## Given task
Omit all pictures, then retype the data exactly as given.

Saved entries:
------------------------------------------------------------------------

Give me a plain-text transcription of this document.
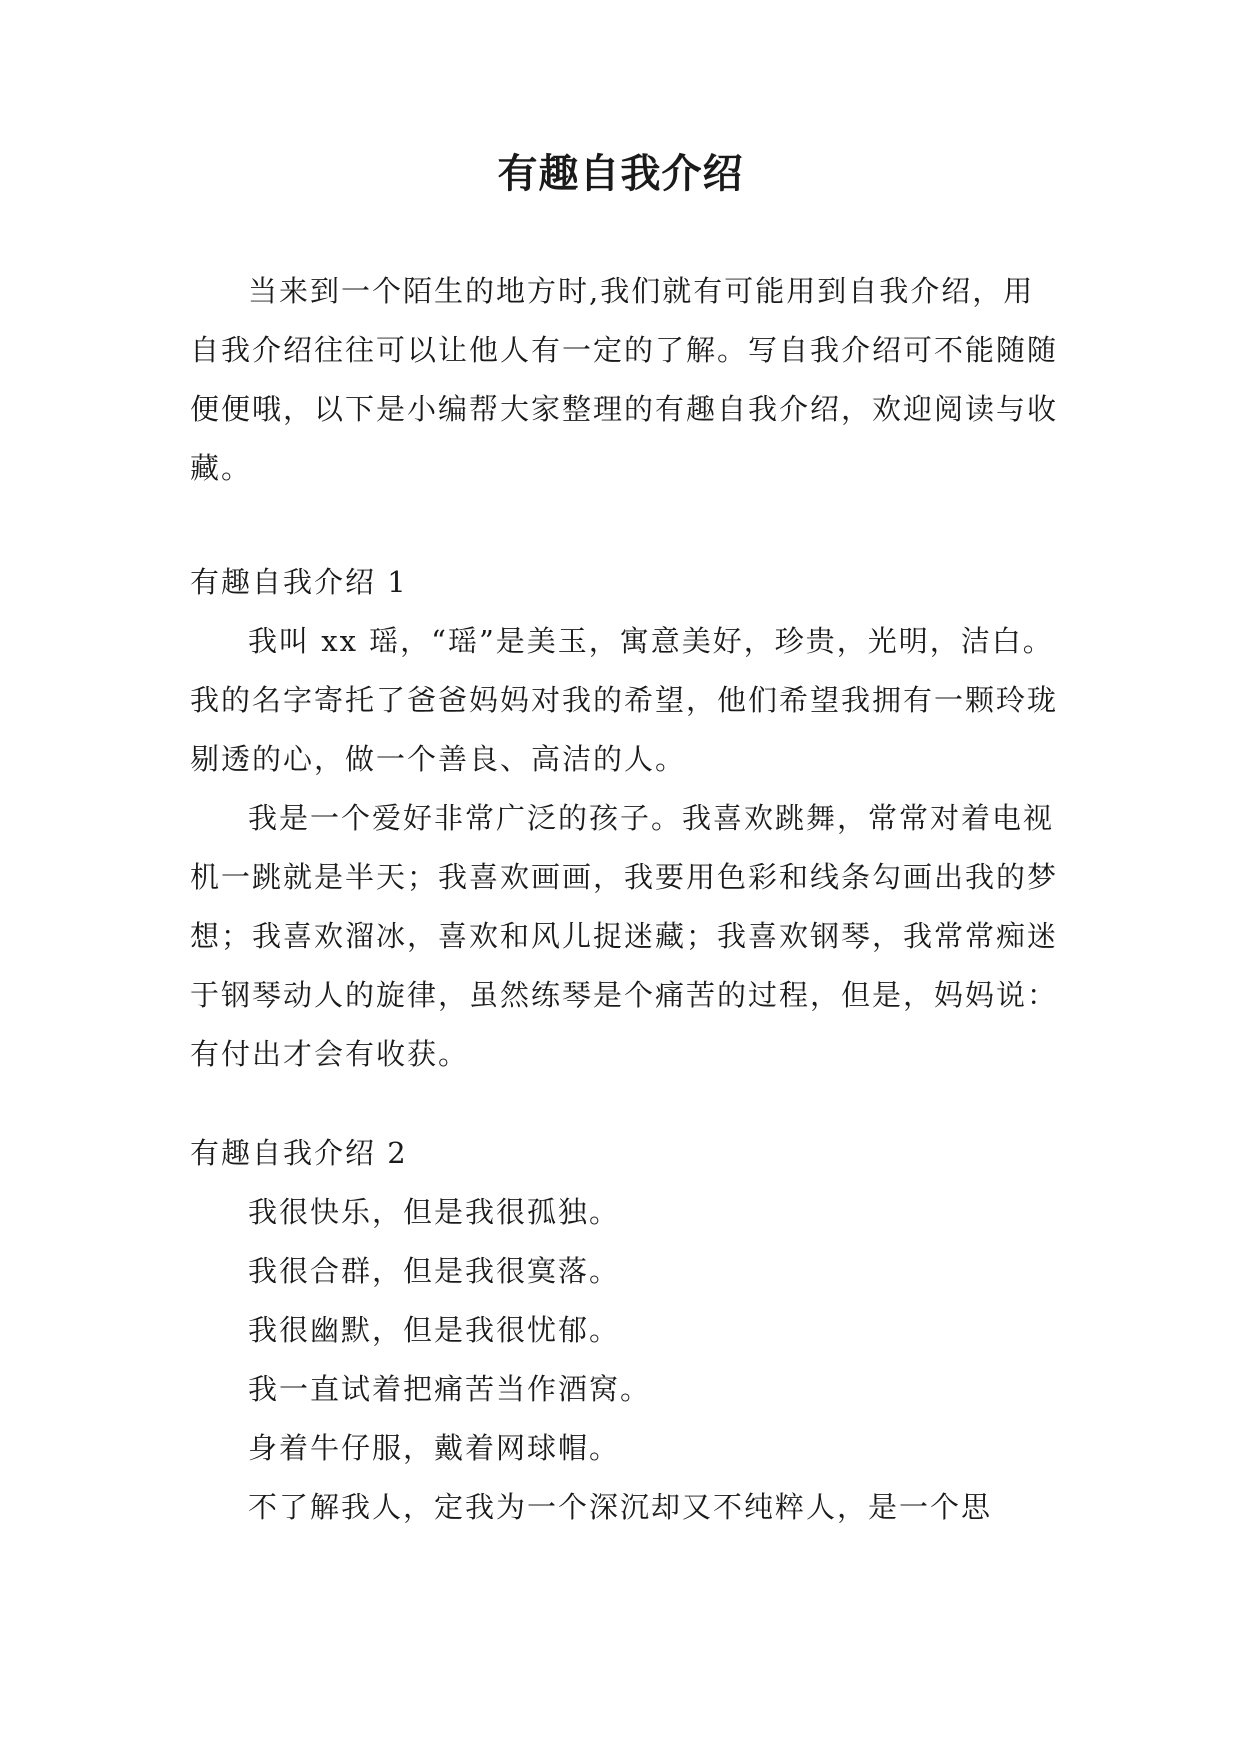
有趣自我介绍

当来到一个陌生的地方时,我们就有可能用到自我介绍，用自我介绍往往可以让他人有一定的了解。写自我介绍可不能随随便便哦，以下是小编帮大家整理的有趣自我介绍，欢迎阅读与收藏。

有趣自我介绍 1

我叫 xx 瑶，“瑶”是美玉，寓意美好，珍贵，光明，洁白。我的名字寄托了爸爸妈妈对我的希望，他们希望我拥有一颗玲珑剔透的心，做一个善良、高洁的人。

我是一个爱好非常广泛的孩子。我喜欢跳舞，常常对着电视机一跳就是半天；我喜欢画画，我要用色彩和线条勾画出我的梦想；我喜欢溜冰，喜欢和风儿捉迷藏；我喜欢钢琴，我常常痴迷于钢琴动人的旋律，虽然练琴是个痛苦的过程，但是，妈妈说：有付出才会有收获。

有趣自我介绍 2

我很快乐，但是我很孤独。

我很合群，但是我很寞落。

我很幽默，但是我很忧郁。

我一直试着把痛苦当作酒窝。

身着牛仔服，戴着网球帽。

不了解我人，定我为一个深沉却又不纯粹人，是一个思
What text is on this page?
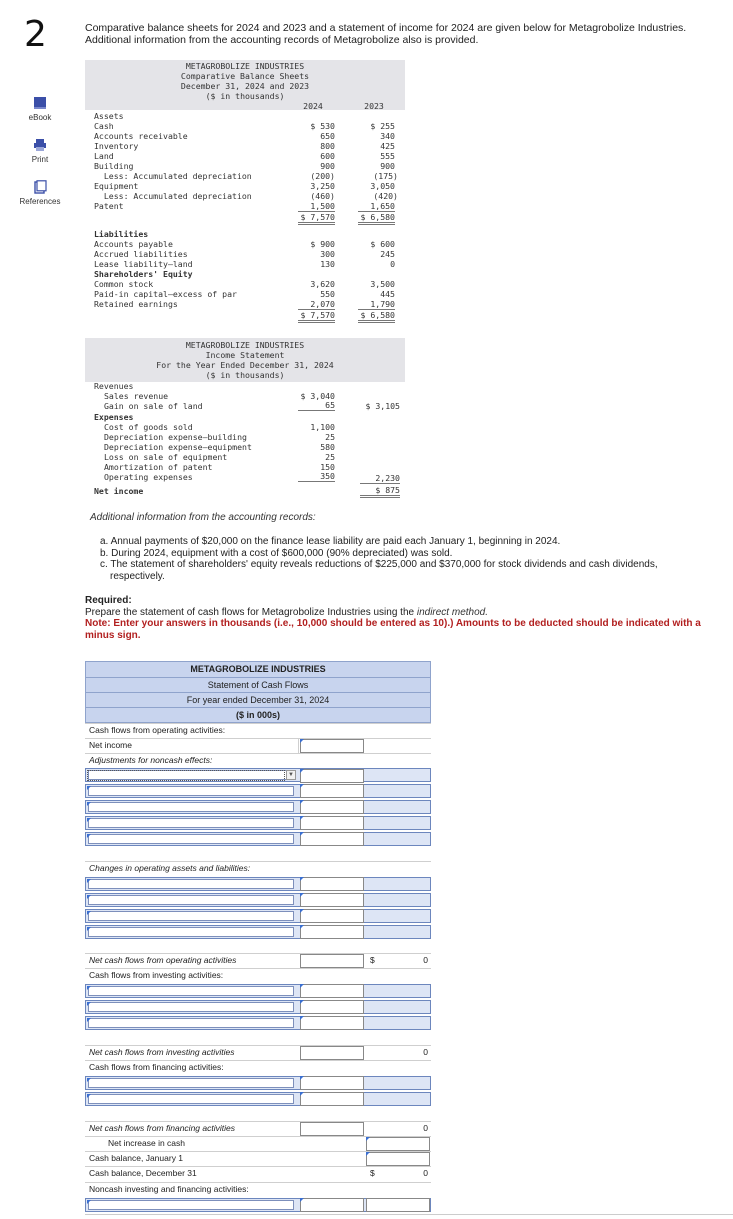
2
eBook
Print
References
Comparative balance sheets for 2024 and 2023 and a statement of income for 2024 are given below for Metagrobolize Industries.
Additional information from the accounting records of Metagrobolize also is provided.
METAGROBOLIZE INDUSTRIES
Comparative Balance Sheets
December 31, 2024 and 2023
($ in thousands)
2024	2023
Assets
Cash	$ 530	$ 255
Accounts receivable	650	340
Inventory	800	425
Land	600	555
Building	900	900
Less: Accumulated depreciation	(200)	(175)
Equipment	3,250	3,050
Less: Accumulated depreciation	(460)	(420)
Patent	1,500	1,650
$ 7,570	$ 6,580
Liabilities
Accounts payable	$ 900	$ 600
Accrued liabilities	300	245
Lease liability—land	130	0
Shareholders' Equity
Common stock	3,620	3,500
Paid-in capital—excess of par	550	445
Retained earnings	2,070	1,790
$ 7,570	$ 6,580
METAGROBOLIZE INDUSTRIES
Income Statement
For the Year Ended December 31, 2024
($ in thousands)
Revenues
Sales revenue	$ 3,040
Gain on sale of land	65	$ 3,105
Expenses
Cost of goods sold	1,100
Depreciation expense—building	25
Depreciation expense—equipment	580
Loss on sale of equipment	25
Amortization of patent	150
Operating expenses	350	2,230
Net income	$ 875
Additional information from the accounting records:
a. Annual payments of $20,000 on the finance lease liability are paid each January 1, beginning in 2024.
b. During 2024, equipment with a cost of $600,000 (90% depreciated) was sold.
c. The statement of shareholders' equity reveals reductions of $225,000 and $370,000 for stock dividends and cash dividends,
respectively.
Required:
Prepare the statement of cash flows for Metagrobolize Industries using the indirect method.
Note: Enter your answers in thousands (i.e., 10,000 should be entered as 10).) Amounts to be deducted should be indicated with a minus sign.
METAGROBOLIZE INDUSTRIES
Statement of Cash Flows
For year ended December 31, 2024
($ in 000s)
Cash flows from operating activities:
Net income
Adjustments for noncash effects:
▼
Changes in operating assets and liabilities:
Net cash flows from operating activities	$	0
Cash flows from investing activities:
Net cash flows from investing activities	0
Cash flows from financing activities:
Net cash flows from financing activities	0
Net increase in cash
Cash balance, January 1
Cash balance, December 31	$	0
Noncash investing and financing activities:
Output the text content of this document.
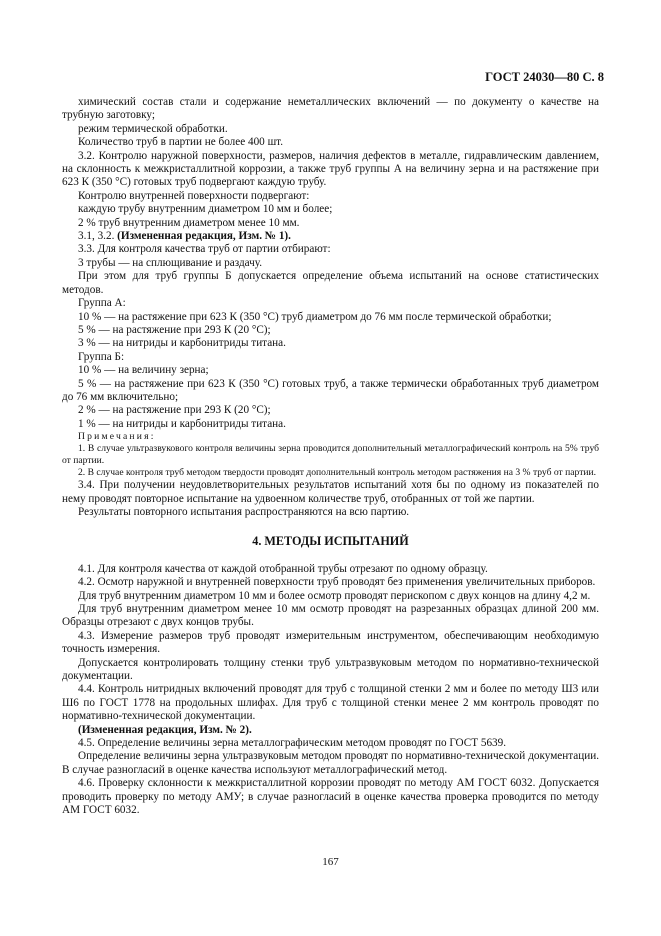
ГОСТ 24030—80 С. 8

химический состав стали и содержание неметаллических включений — по документу о качестве на трубную заготовку;

режим термической обработки.

Количество труб в партии не более 400 шт.

3.2. Контролю наружной поверхности, размеров, наличия дефектов в металле, гидравлическим давлением, на склонность к межкристаллитной коррозии, а также труб группы А на величину зерна и на растяжение при 623 К (350 °С) готовых труб подвергают каждую трубу.

Контролю внутренней поверхности подвергают:

каждую трубу внутренним диаметром 10 мм и более;

2 % труб внутренним диаметром менее 10 мм.

3.1, 3.2. (Измененная редакция, Изм. № 1).

3.3. Для контроля качества труб от партии отбирают:

3 трубы — на сплющивание и раздачу.

При этом для труб группы Б допускается определение объема испытаний на основе статистических методов.

Группа А:

10 % — на растяжение при 623 К (350 °С) труб диаметром до 76 мм после термической обработки;

5 % — на растяжение при 293 К (20 °С);

3 % — на нитриды и карбонитриды титана.

Группа Б:

10 % — на величину зерна;

5 % — на растяжение при 623 К (350 °С) готовых труб, а также термически обработанных труб диаметром до 76 мм включительно;

2 % — на растяжение при 293 К (20 °С);

1 % — на нитриды и карбонитриды титана.

Примечания:

1. В случае ультразвукового контроля величины зерна проводится дополнительный металлографический контроль на 5% труб от партии.

2. В случае контроля труб методом твердости проводят дополнительный контроль методом растяжения на 3 % труб от партии.

3.4. При получении неудовлетворительных результатов испытаний хотя бы по одному из показателей по нему проводят повторное испытание на удвоенном количестве труб, отобранных от той же партии.

Результаты повторного испытания распространяются на всю партию.

4. МЕТОДЫ ИСПЫТАНИЙ

4.1. Для контроля качества от каждой отобранной трубы отрезают по одному образцу.

4.2. Осмотр наружной и внутренней поверхности труб проводят без применения увеличительных приборов.

Для труб внутренним диаметром 10 мм и более осмотр проводят перископом с двух концов на длину 4,2 м.

Для труб внутренним диаметром менее 10 мм осмотр проводят на разрезанных образцах длиной 200 мм. Образцы отрезают с двух концов трубы.

4.3. Измерение размеров труб проводят измерительным инструментом, обеспечивающим необходимую точность измерения.

Допускается контролировать толщину стенки труб ультразвуковым методом по нормативно-технической документации.

4.4. Контроль нитридных включений проводят для труб с толщиной стенки 2 мм и более по методу Ш3 или Ш6 по ГОСТ 1778 на продольных шлифах. Для труб с толщиной стенки менее 2 мм контроль проводят по нормативно-технической документации.

(Измененная редакция, Изм. № 2).

4.5. Определение величины зерна металлографическим методом проводят по ГОСТ 5639.

Определение величины зерна ультразвуковым методом проводят по нормативно-технической документации. В случае разногласий в оценке качества используют металлографический метод.

4.6. Проверку склонности к межкристаллитной коррозии проводят по методу АМ ГОСТ 6032. Допускается проводить проверку по методу АМУ; в случае разногласий в оценке качества проверка проводится по методу АМ ГОСТ 6032.

167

------------------------------------------------------------------------

## The reply
Give me a plain-text transcription of this document.
有趣自我介绍

当来到一个陌生的地方时,我们就有可能用到自我介绍，用自我介绍往往可以让他人有一定的了解。写自我介绍可不能随随便便哦，以下是小编帮大家整理的有趣自我介绍，欢迎阅读与收藏。

有趣自我介绍 1

我叫 xx 瑶，“瑶”是美玉，寓意美好，珍贵，光明，洁白。我的名字寄托了爸爸妈妈对我的希望，他们希望我拥有一颗玲珑剔透的心，做一个善良、高洁的人。

我是一个爱好非常广泛的孩子。我喜欢跳舞，常常对着电视机一跳就是半天；我喜欢画画，我要用色彩和线条勾画出我的梦想；我喜欢溜冰，喜欢和风儿捉迷藏；我喜欢钢琴，我常常痴迷于钢琴动人的旋律，虽然练琴是个痛苦的过程，但是，妈妈说：有付出才会有收获。

有趣自我介绍 2

我很快乐，但是我很孤独。

我很合群，但是我很寞落。

我很幽默，但是我很忧郁。

我一直试着把痛苦当作酒窝。

身着牛仔服，戴着网球帽。

不了解我人，定我为一个深沉却又不纯粹人，是一个思
What text is on this page?
2
eBook
Print
References
Comparative balance sheets for 2024 and 2023 and a statement of income for 2024 are given below for Metagrobolize Industries.
Additional information from the accounting records of Metagrobolize also is provided.
METAGROBOLIZE INDUSTRIES
Comparative Balance Sheets
December 31, 2024 and 2023
($ in thousands)
2024	2023
Assets
Cash	$ 530	$ 255
Accounts receivable	650	340
Inventory	800	425
Land	600	555
Building	900	900
Less: Accumulated depreciation	(200)	(175)
Equipment	3,250	3,050
Less: Accumulated depreciation	(460)	(420)
Patent	1,500	1,650
$ 7,570	$ 6,580
Liabilities
Accounts payable	$ 900	$ 600
Accrued liabilities	300	245
Lease liability—land	130	0
Shareholders' Equity
Common stock	3,620	3,500
Paid-in capital—excess of par	550	445
Retained earnings	2,070	1,790
$ 7,570	$ 6,580
METAGROBOLIZE INDUSTRIES
Income Statement
For the Year Ended December 31, 2024
($ in thousands)
Revenues
Sales revenue	$ 3,040
Gain on sale of land	65	$ 3,105
Expenses
Cost of goods sold	1,100
Depreciation expense—building	25
Depreciation expense—equipment	580
Loss on sale of equipment	25
Amortization of patent	150
Operating expenses	350	2,230
Net income	$ 875
Additional information from the accounting records:
a. Annual payments of $20,000 on the finance lease liability are paid each January 1, beginning in 2024.
b. During 2024, equipment with a cost of $600,000 (90% depreciated) was sold.
c. The statement of shareholders' equity reveals reductions of $225,000 and $370,000 for stock dividends and cash dividends,
respectively.
Required:
Prepare the statement of cash flows for Metagrobolize Industries using the indirect method.
Note: Enter your answers in thousands (i.e., 10,000 should be entered as 10).) Amounts to be deducted should be indicated with a minus sign.
METAGROBOLIZE INDUSTRIES
Statement of Cash Flows
For year ended December 31, 2024
($ in 000s)
Cash flows from operating activities:
Net income
Adjustments for noncash effects:
▼
Changes in operating assets and liabilities:
Net cash flows from operating activities	$	0
Cash flows from investing activities:
Net cash flows from investing activities	0
Cash flows from financing activities:
Net cash flows from financing activities	0
Net increase in cash
Cash balance, January 1
Cash balance, December 31	$	0
Noncash investing and financing activities:
Output the text content of this document.
ГОСТ 24030—80 С. 8

химический состав стали и содержание неметаллических включений — по документу о качестве на трубную заготовку;

режим термической обработки.

Количество труб в партии не более 400 шт.

3.2. Контролю наружной поверхности, размеров, наличия дефектов в металле, гидравлическим давлением, на склонность к межкристаллитной коррозии, а также труб группы А на величину зерна и на растяжение при 623 К (350 °С) готовых труб подвергают каждую трубу.

Контролю внутренней поверхности подвергают:

каждую трубу внутренним диаметром 10 мм и более;

2 % труб внутренним диаметром менее 10 мм.

3.1, 3.2. (Измененная редакция, Изм. № 1).

3.3. Для контроля качества труб от партии отбирают:

3 трубы — на сплющивание и раздачу.

При этом для труб группы Б допускается определение объема испытаний на основе статистических методов.

Группа А:

10 % — на растяжение при 623 К (350 °С) труб диаметром до 76 мм после термической обработки;

5 % — на растяжение при 293 К (20 °С);

3 % — на нитриды и карбонитриды титана.

Группа Б:

10 % — на величину зерна;

5 % — на растяжение при 623 К (350 °С) готовых труб, а также термически обработанных труб диаметром до 76 мм включительно;

2 % — на растяжение при 293 К (20 °С);

1 % — на нитриды и карбонитриды титана.

Примечания:

1. В случае ультразвукового контроля величины зерна проводится дополнительный металлографический контроль на 5% труб от партии.

2. В случае контроля труб методом твердости проводят дополнительный контроль методом растяжения на 3 % труб от партии.

3.4. При получении неудовлетворительных результатов испытаний хотя бы по одному из показателей по нему проводят повторное испытание на удвоенном количестве труб, отобранных от той же партии.

Результаты повторного испытания распространяются на всю партию.

4. МЕТОДЫ ИСПЫТАНИЙ

4.1. Для контроля качества от каждой отобранной трубы отрезают по одному образцу.

4.2. Осмотр наружной и внутренней поверхности труб проводят без применения увеличительных приборов.

Для труб внутренним диаметром 10 мм и более осмотр проводят перископом с двух концов на длину 4,2 м.

Для труб внутренним диаметром менее 10 мм осмотр проводят на разрезанных образцах длиной 200 мм. Образцы отрезают с двух концов трубы.

4.3. Измерение размеров труб проводят измерительным инструментом, обеспечивающим необходимую точность измерения.

Допускается контролировать толщину стенки труб ультразвуковым методом по нормативно-технической документации.

4.4. Контроль нитридных включений проводят для труб с толщиной стенки 2 мм и более по методу Ш3 или Ш6 по ГОСТ 1778 на продольных шлифах. Для труб с толщиной стенки менее 2 мм контроль проводят по нормативно-технической документации.

(Измененная редакция, Изм. № 2).

4.5. Определение величины зерна металлографическим методом проводят по ГОСТ 5639.

Определение величины зерна ультразвуковым методом проводят по нормативно-технической документации. В случае разногласий в оценке качества используют металлографический метод.

4.6. Проверку склонности к межкристаллитной коррозии проводят по методу АМ ГОСТ 6032. Допускается проводить проверку по методу АМУ; в случае разногласий в оценке качества проверка проводится по методу АМ ГОСТ 6032.

167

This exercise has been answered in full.